• **Task objective**: Can you reproduce every line of the records below word for word, leaving nothing out or changed?

• **Data drawn from a collection**:

________________

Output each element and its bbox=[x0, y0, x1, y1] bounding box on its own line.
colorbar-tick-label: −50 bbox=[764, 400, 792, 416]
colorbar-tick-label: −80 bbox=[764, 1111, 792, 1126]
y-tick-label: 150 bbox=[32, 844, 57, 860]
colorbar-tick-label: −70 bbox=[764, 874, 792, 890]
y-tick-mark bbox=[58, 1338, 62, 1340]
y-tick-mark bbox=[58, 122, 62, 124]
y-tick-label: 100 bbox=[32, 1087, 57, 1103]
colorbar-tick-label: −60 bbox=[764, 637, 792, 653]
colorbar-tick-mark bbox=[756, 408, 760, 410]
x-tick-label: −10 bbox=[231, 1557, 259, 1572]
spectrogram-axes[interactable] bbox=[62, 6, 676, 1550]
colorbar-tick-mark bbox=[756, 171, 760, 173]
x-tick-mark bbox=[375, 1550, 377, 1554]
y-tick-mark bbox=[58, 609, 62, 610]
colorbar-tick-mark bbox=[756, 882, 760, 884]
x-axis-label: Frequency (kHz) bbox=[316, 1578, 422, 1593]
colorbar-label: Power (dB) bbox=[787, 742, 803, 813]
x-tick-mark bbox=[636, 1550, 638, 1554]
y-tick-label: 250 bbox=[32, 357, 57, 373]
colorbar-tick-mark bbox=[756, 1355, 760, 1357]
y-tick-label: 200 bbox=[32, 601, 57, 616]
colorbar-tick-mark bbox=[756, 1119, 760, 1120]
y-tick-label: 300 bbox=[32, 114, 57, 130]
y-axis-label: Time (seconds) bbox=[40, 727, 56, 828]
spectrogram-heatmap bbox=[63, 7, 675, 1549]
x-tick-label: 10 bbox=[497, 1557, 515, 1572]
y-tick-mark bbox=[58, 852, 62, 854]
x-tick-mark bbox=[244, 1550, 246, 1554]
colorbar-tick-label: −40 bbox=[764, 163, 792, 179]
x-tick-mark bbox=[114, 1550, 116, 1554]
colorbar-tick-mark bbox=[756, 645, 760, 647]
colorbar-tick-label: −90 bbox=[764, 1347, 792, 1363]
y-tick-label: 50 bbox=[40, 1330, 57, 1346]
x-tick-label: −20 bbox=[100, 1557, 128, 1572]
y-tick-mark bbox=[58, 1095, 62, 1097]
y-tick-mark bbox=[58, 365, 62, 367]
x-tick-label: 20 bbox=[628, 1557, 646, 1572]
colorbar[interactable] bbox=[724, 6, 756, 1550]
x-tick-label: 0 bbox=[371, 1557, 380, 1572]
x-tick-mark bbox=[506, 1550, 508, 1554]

________________

• **Final answer**:
Output each element and its bbox=[x0, y0, x1, y1] bounding box on its own line.
colorbar-tick-label: −50 bbox=[764, 400, 792, 416]
colorbar-tick-label: −80 bbox=[764, 1111, 792, 1126]
y-tick-label: 150 bbox=[32, 844, 57, 860]
colorbar-tick-label: −70 bbox=[764, 874, 792, 890]
y-tick-mark bbox=[58, 1338, 62, 1340]
y-tick-mark bbox=[58, 122, 62, 124]
y-tick-label: 100 bbox=[32, 1087, 57, 1103]
colorbar-tick-label: −60 bbox=[764, 637, 792, 653]
colorbar-tick-mark bbox=[756, 408, 760, 410]
x-tick-label: −10 bbox=[231, 1557, 259, 1572]
spectrogram-axes[interactable] bbox=[62, 6, 676, 1550]
colorbar-tick-mark bbox=[756, 171, 760, 173]
x-tick-mark bbox=[375, 1550, 377, 1554]
y-tick-mark bbox=[58, 609, 62, 610]
colorbar-tick-mark bbox=[756, 882, 760, 884]
x-axis-label: Frequency (kHz) bbox=[316, 1578, 422, 1593]
colorbar-label: Power (dB) bbox=[787, 742, 803, 813]
x-tick-mark bbox=[636, 1550, 638, 1554]
y-tick-label: 250 bbox=[32, 357, 57, 373]
colorbar-tick-mark bbox=[756, 1355, 760, 1357]
y-tick-label: 200 bbox=[32, 601, 57, 616]
colorbar-tick-mark bbox=[756, 1119, 760, 1120]
y-tick-label: 300 bbox=[32, 114, 57, 130]
y-axis-label: Time (seconds) bbox=[40, 727, 56, 828]
spectrogram-heatmap bbox=[63, 7, 675, 1549]
x-tick-label: 10 bbox=[497, 1557, 515, 1572]
y-tick-mark bbox=[58, 852, 62, 854]
x-tick-mark bbox=[244, 1550, 246, 1554]
colorbar-tick-label: −40 bbox=[764, 163, 792, 179]
x-tick-mark bbox=[114, 1550, 116, 1554]
colorbar-tick-mark bbox=[756, 645, 760, 647]
colorbar-tick-label: −90 bbox=[764, 1347, 792, 1363]
y-tick-label: 50 bbox=[40, 1330, 57, 1346]
x-tick-label: −20 bbox=[100, 1557, 128, 1572]
y-tick-mark bbox=[58, 1095, 62, 1097]
y-tick-mark bbox=[58, 365, 62, 367]
x-tick-label: 20 bbox=[628, 1557, 646, 1572]
colorbar[interactable] bbox=[724, 6, 756, 1550]
x-tick-label: 0 bbox=[371, 1557, 380, 1572]
x-tick-mark bbox=[506, 1550, 508, 1554]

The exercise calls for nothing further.